Note each line where "Slurry" appears, and copy it.

___ Data for the task

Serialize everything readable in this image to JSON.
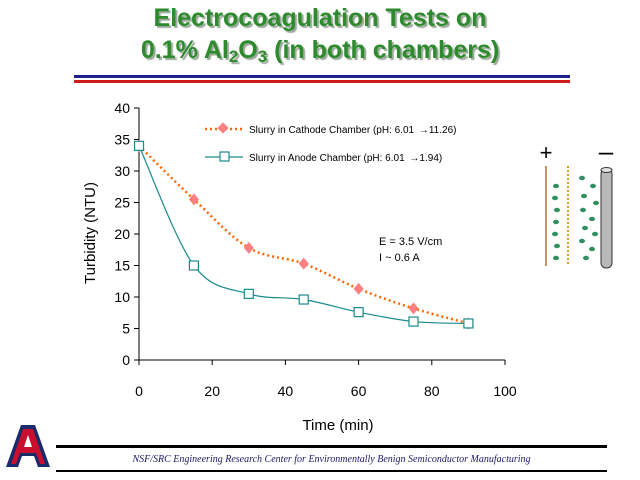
{
  "title": {
    "line1": "Electrocoagulation Tests on",
    "line2_pre": "0.1% Al",
    "line2_sub1": "2",
    "line2_mid": "O",
    "line2_sub2": "3",
    "line2_post": " (in both chambers)"
  },
  "colors": {
    "title": "#2d8a2d",
    "cathode_series": "#ff6600",
    "cathode_marker": "#ff8080",
    "anode_series": "#1a8a8a",
    "rule_navy": "#1f1f8a",
    "rule_red": "#cc1c1c"
  },
  "chart_data": {
    "type": "line",
    "xlabel": "Time (min)",
    "ylabel": "Turbidity (NTU)",
    "xlim": [
      0,
      100
    ],
    "ylim": [
      0,
      40
    ],
    "xticks": [
      0,
      20,
      40,
      60,
      80,
      100
    ],
    "yticks": [
      0,
      5,
      10,
      15,
      20,
      25,
      30,
      35,
      40
    ],
    "grid": false,
    "legend_position": "top-right",
    "series": [
      {
        "name": "Slurry in Cathode Chamber (pH: 6.01 → 11.26)",
        "legend_pre": "Slurry in Cathode Chamber (pH: 6.01 ",
        "legend_post": "11.26)",
        "marker": "diamond",
        "line_style": "dotted",
        "x": [
          0,
          15,
          30,
          45,
          60,
          75,
          90
        ],
        "y": [
          34,
          25.5,
          17.8,
          15.3,
          11.3,
          8.2,
          5.8
        ]
      },
      {
        "name": "Slurry in Anode Chamber (pH: 6.01 → 1.94)",
        "legend_pre": "Slurry in Anode Chamber (pH: 6.01 ",
        "legend_post": "1.94)",
        "marker": "square",
        "line_style": "solid",
        "x": [
          0,
          15,
          30,
          45,
          60,
          75,
          90
        ],
        "y": [
          34,
          15,
          10.5,
          9.6,
          7.6,
          6.1,
          5.8
        ]
      }
    ],
    "annotations": [
      "E = 3.5 V/cm",
      "I ~ 0.6 A"
    ]
  },
  "diagram": {
    "plus": "+",
    "minus": "–"
  },
  "footer": {
    "text": "NSF/SRC Engineering Research Center for Environmentally Benign Semiconductor Manufacturing",
    "logo_letter": "A"
  }
}
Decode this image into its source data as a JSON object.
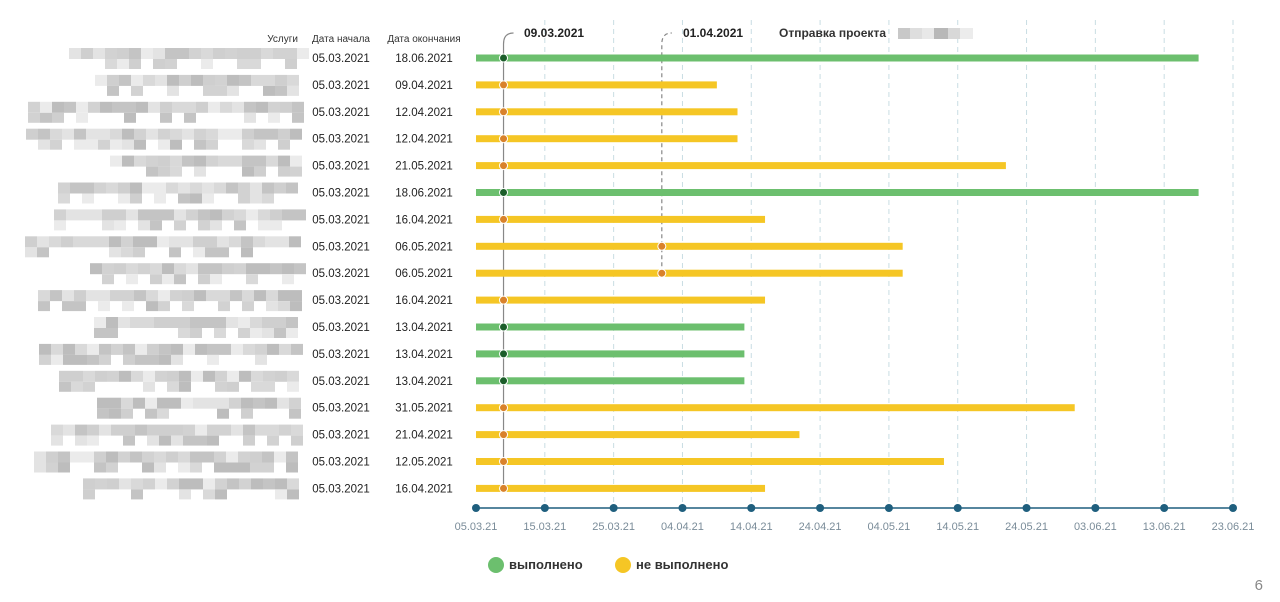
{
  "columns": {
    "services": "Услуги",
    "start": "Дата начала",
    "end": "Дата окончания"
  },
  "markers": [
    {
      "label": "09.03.2021",
      "date": "2021-03-09"
    },
    {
      "label": "01.04.2021",
      "date": "2021-04-01"
    }
  ],
  "project_send": {
    "label": "Отправка проекта"
  },
  "legend": [
    {
      "label": "выполнено",
      "color": "#6cbf6e"
    },
    {
      "label": "не выполнено",
      "color": "#f5c625"
    }
  ],
  "colors": {
    "done": "#6cbf6e",
    "not_done": "#f5c625",
    "dot_done": "#1b5e2a",
    "dot_not_done": "#d9822b",
    "axis": "#1f5f7e",
    "grid": "#c9dde3",
    "tick_text": "#7a8c99"
  },
  "page_number": "6",
  "chart_data": {
    "type": "gantt",
    "x_ticks": [
      "05.03.21",
      "15.03.21",
      "25.03.21",
      "04.04.21",
      "14.04.21",
      "24.04.21",
      "04.05.21",
      "14.05.21",
      "24.05.21",
      "03.06.21",
      "13.06.21",
      "23.06.21"
    ],
    "xlim": [
      "2021-03-05",
      "2021-06-23"
    ],
    "tasks": [
      {
        "start": "05.03.2021",
        "end": "18.06.2021",
        "status": "done",
        "marker": "2021-03-09"
      },
      {
        "start": "05.03.2021",
        "end": "09.04.2021",
        "status": "not_done",
        "marker": "2021-03-09"
      },
      {
        "start": "05.03.2021",
        "end": "12.04.2021",
        "status": "not_done",
        "marker": "2021-03-09"
      },
      {
        "start": "05.03.2021",
        "end": "12.04.2021",
        "status": "not_done",
        "marker": "2021-03-09"
      },
      {
        "start": "05.03.2021",
        "end": "21.05.2021",
        "status": "not_done",
        "marker": "2021-03-09"
      },
      {
        "start": "05.03.2021",
        "end": "18.06.2021",
        "status": "done",
        "marker": "2021-03-09"
      },
      {
        "start": "05.03.2021",
        "end": "16.04.2021",
        "status": "not_done",
        "marker": "2021-03-09"
      },
      {
        "start": "05.03.2021",
        "end": "06.05.2021",
        "status": "not_done",
        "marker": "2021-04-01"
      },
      {
        "start": "05.03.2021",
        "end": "06.05.2021",
        "status": "not_done",
        "marker": "2021-04-01"
      },
      {
        "start": "05.03.2021",
        "end": "16.04.2021",
        "status": "not_done",
        "marker": "2021-03-09"
      },
      {
        "start": "05.03.2021",
        "end": "13.04.2021",
        "status": "done",
        "marker": "2021-03-09"
      },
      {
        "start": "05.03.2021",
        "end": "13.04.2021",
        "status": "done",
        "marker": "2021-03-09"
      },
      {
        "start": "05.03.2021",
        "end": "13.04.2021",
        "status": "done",
        "marker": "2021-03-09"
      },
      {
        "start": "05.03.2021",
        "end": "31.05.2021",
        "status": "not_done",
        "marker": "2021-03-09"
      },
      {
        "start": "05.03.2021",
        "end": "21.04.2021",
        "status": "not_done",
        "marker": "2021-03-09"
      },
      {
        "start": "05.03.2021",
        "end": "12.05.2021",
        "status": "not_done",
        "marker": "2021-03-09"
      },
      {
        "start": "05.03.2021",
        "end": "16.04.2021",
        "status": "not_done",
        "marker": "2021-03-09"
      }
    ]
  }
}
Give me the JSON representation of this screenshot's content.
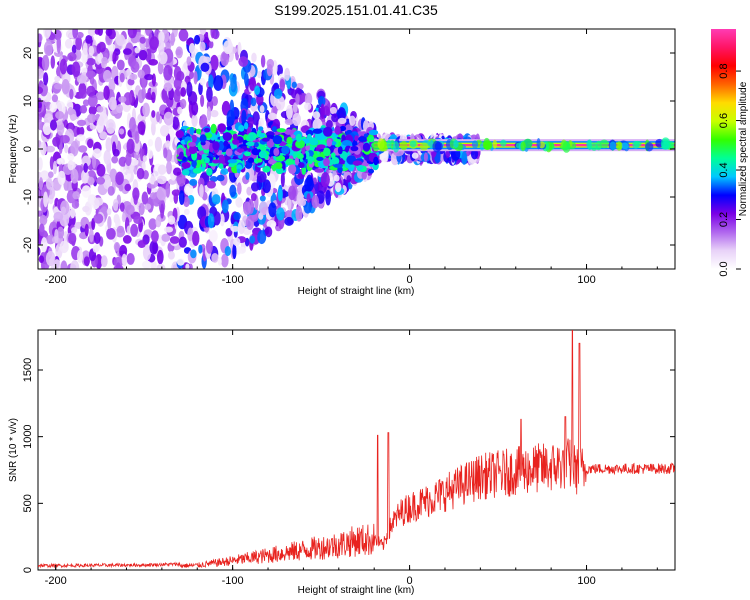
{
  "title": "S199.2025.151.01.41.C35",
  "chart_data": [
    {
      "type": "heatmap",
      "xlabel": "Height of straight line (km)",
      "ylabel": "Frequency (Hz)",
      "xlim": [
        -210,
        150
      ],
      "ylim": [
        -25,
        25
      ],
      "xticks": [
        -200,
        -100,
        0,
        100
      ],
      "yticks": [
        -20,
        -10,
        0,
        10,
        20
      ],
      "colorbar": {
        "label": "Normalized spectral amplitude",
        "ticks": [
          0.0,
          0.2,
          0.4,
          0.6,
          0.8
        ],
        "range": [
          0,
          0.97
        ],
        "colors": [
          "#ffffff",
          "#e8d2f8",
          "#b066ee",
          "#7a00e6",
          "#0000ff",
          "#00c8ff",
          "#00ff96",
          "#32ff00",
          "#c8ff00",
          "#ffdc00",
          "#ff6400",
          "#ff0000",
          "#ff1464",
          "#ff3cb4"
        ]
      },
      "signal_band": {
        "x_start": -20,
        "x_end": 150,
        "frequency": 0.8
      }
    },
    {
      "type": "line",
      "xlabel": "Height of straight line (km)",
      "ylabel": "SNR (10 * v/v)",
      "xlim": [
        -210,
        150
      ],
      "ylim": [
        0,
        1800
      ],
      "xticks": [
        -200,
        -100,
        0,
        100
      ],
      "yticks": [
        0,
        500,
        1000,
        1500
      ],
      "line_color": "#e8231f",
      "envelope": {
        "x": [
          -210,
          -150,
          -120,
          -100,
          -80,
          -60,
          -40,
          -30,
          -20,
          -15,
          -10,
          -5,
          0,
          10,
          20,
          30,
          40,
          50,
          60,
          70,
          80,
          90,
          95,
          100,
          120,
          150
        ],
        "y": [
          20,
          25,
          35,
          70,
          110,
          150,
          190,
          220,
          230,
          180,
          350,
          430,
          470,
          520,
          580,
          640,
          700,
          720,
          740,
          760,
          770,
          800,
          740,
          760,
          760,
          760
        ]
      },
      "spikes": [
        {
          "x": -18,
          "y": 1010
        },
        {
          "x": -12,
          "y": 1030
        },
        {
          "x": 63,
          "y": 1130
        },
        {
          "x": 88,
          "y": 1150
        },
        {
          "x": 92,
          "y": 1800
        },
        {
          "x": 96,
          "y": 1700
        }
      ]
    }
  ]
}
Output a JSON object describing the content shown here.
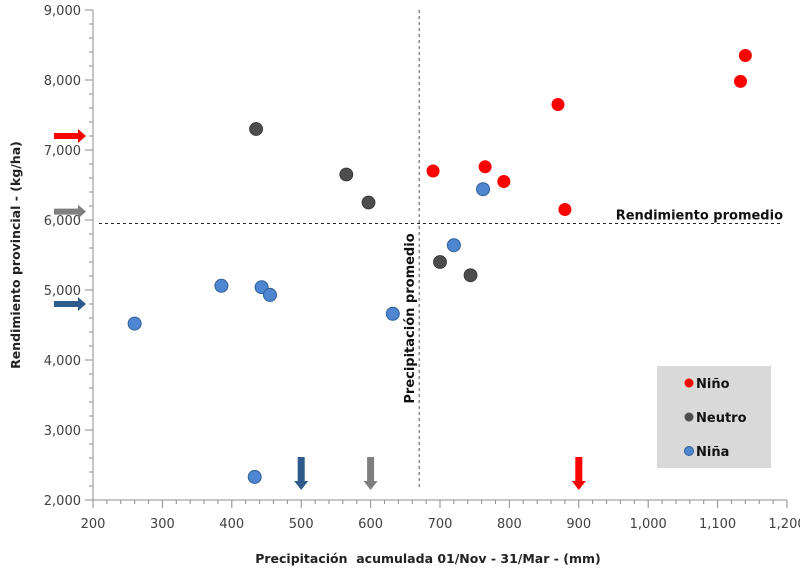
{
  "chart_data": {
    "type": "scatter",
    "title": "",
    "xlabel": "Precipitación  acumulada 01/Nov - 31/Mar - (mm)",
    "ylabel": "Rendimiento provincial - (kg/ha)",
    "xlim": [
      200,
      1200
    ],
    "ylim": [
      2000,
      9000
    ],
    "x_ticks": [
      200,
      300,
      400,
      500,
      600,
      700,
      800,
      900,
      1000,
      1100,
      1200
    ],
    "x_tick_labels": [
      "200",
      "300",
      "400",
      "500",
      "600",
      "700",
      "800",
      "900",
      "1,000",
      "1,100",
      "1,200"
    ],
    "y_ticks": [
      2000,
      3000,
      4000,
      5000,
      6000,
      7000,
      8000,
      9000
    ],
    "y_tick_labels": [
      "2,000",
      "3,000",
      "4,000",
      "5,000",
      "6,000",
      "7,000",
      "8,000",
      "9,000"
    ],
    "grid": false,
    "legend_position": "bottom-right",
    "series": [
      {
        "name": "Niño",
        "color": "#ff0000",
        "points": [
          [
            690,
            6700
          ],
          [
            765,
            6760
          ],
          [
            792,
            6550
          ],
          [
            870,
            7650
          ],
          [
            880,
            6150
          ],
          [
            1133,
            7980
          ],
          [
            1140,
            8350
          ]
        ]
      },
      {
        "name": "Neutro",
        "color": "#4d4d4d",
        "points": [
          [
            435,
            7300
          ],
          [
            565,
            6650
          ],
          [
            597,
            6250
          ],
          [
            700,
            5400
          ],
          [
            744,
            5210
          ]
        ]
      },
      {
        "name": "Niña",
        "color": "#4f86d1",
        "points": [
          [
            260,
            4520
          ],
          [
            385,
            5060
          ],
          [
            443,
            5040
          ],
          [
            455,
            4930
          ],
          [
            632,
            4660
          ],
          [
            720,
            5640
          ],
          [
            762,
            6440
          ],
          [
            433,
            2330
          ]
        ]
      }
    ],
    "reference_lines": [
      {
        "orientation": "horizontal",
        "value": 5950,
        "label": "Rendimiento promedio"
      },
      {
        "orientation": "vertical",
        "value": 670,
        "label": "Precipitación promedio"
      }
    ],
    "arrows": [
      {
        "axis": "y",
        "value": 7200,
        "color": "#ff0000",
        "series": "Niño"
      },
      {
        "axis": "y",
        "value": 6120,
        "color": "#7f7f7f",
        "series": "Neutro"
      },
      {
        "axis": "y",
        "value": 4800,
        "color": "#2e5b8c",
        "series": "Niña"
      },
      {
        "axis": "x",
        "value": 500,
        "color": "#2e5b8c",
        "series": "Niña"
      },
      {
        "axis": "x",
        "value": 600,
        "color": "#7f7f7f",
        "series": "Neutro"
      },
      {
        "axis": "x",
        "value": 900,
        "color": "#ff0000",
        "series": "Niño"
      }
    ]
  }
}
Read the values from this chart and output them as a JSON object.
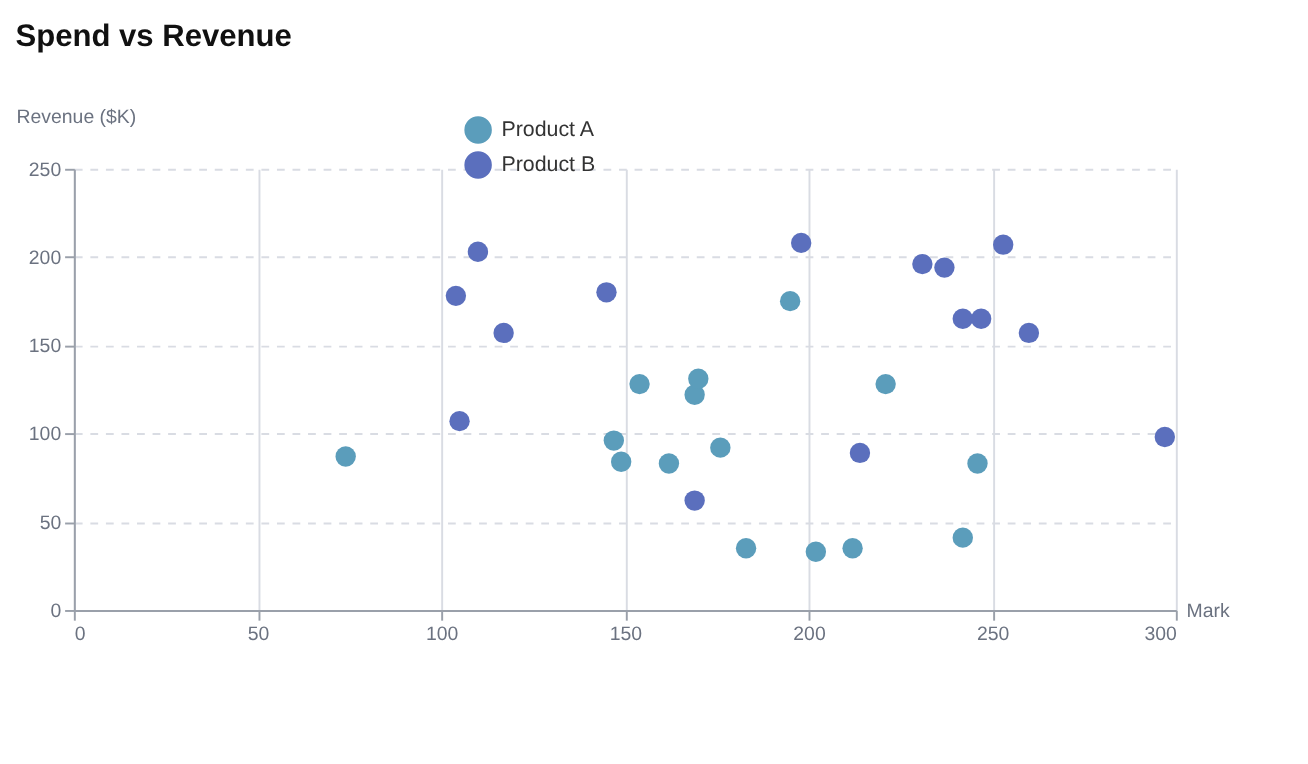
{
  "chart_data": {
    "type": "scatter",
    "title": "Spend vs Revenue",
    "xlabel": "Mark",
    "ylabel": "Revenue ($K)",
    "series": [
      {
        "name": "Product A",
        "color": "#5b9dbb",
        "x": [
          74,
          147,
          149,
          154,
          162,
          169,
          170,
          176,
          183,
          195,
          202,
          212,
          221,
          242,
          246
        ],
        "values": [
          87,
          96,
          84,
          128,
          83,
          122,
          131,
          92,
          35,
          175,
          33,
          35,
          128,
          41,
          83
        ]
      },
      {
        "name": "Product B",
        "color": "#5b6fbd",
        "x": [
          104,
          110,
          117,
          105,
          145,
          198,
          231,
          237,
          242,
          247,
          253,
          260,
          297,
          214,
          169
        ],
        "values": [
          178,
          203,
          157,
          107,
          180,
          208,
          196,
          194,
          165,
          165,
          207,
          157,
          98,
          89,
          62
        ]
      }
    ],
    "xlim": [
      0,
      300
    ],
    "ylim": [
      0,
      250
    ],
    "xticks": [
      0,
      50,
      100,
      150,
      200,
      250,
      300
    ],
    "yticks": [
      0,
      50,
      100,
      150,
      200,
      250
    ],
    "grid": true,
    "legend": "top",
    "marker": "circle"
  }
}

______

Task response =>
        "name": "Slurry in Cathode Chamber (pH: 6.01 → 11.26)",
        "legend_pre": "Slurry in Cathode Chamber (pH: 6.01 ",
        "name": "Slurry in Anode Chamber (pH: 6.01 → 1.94)",
        "legend_pre": "Slurry in Anode Chamber (pH: 6.01 ",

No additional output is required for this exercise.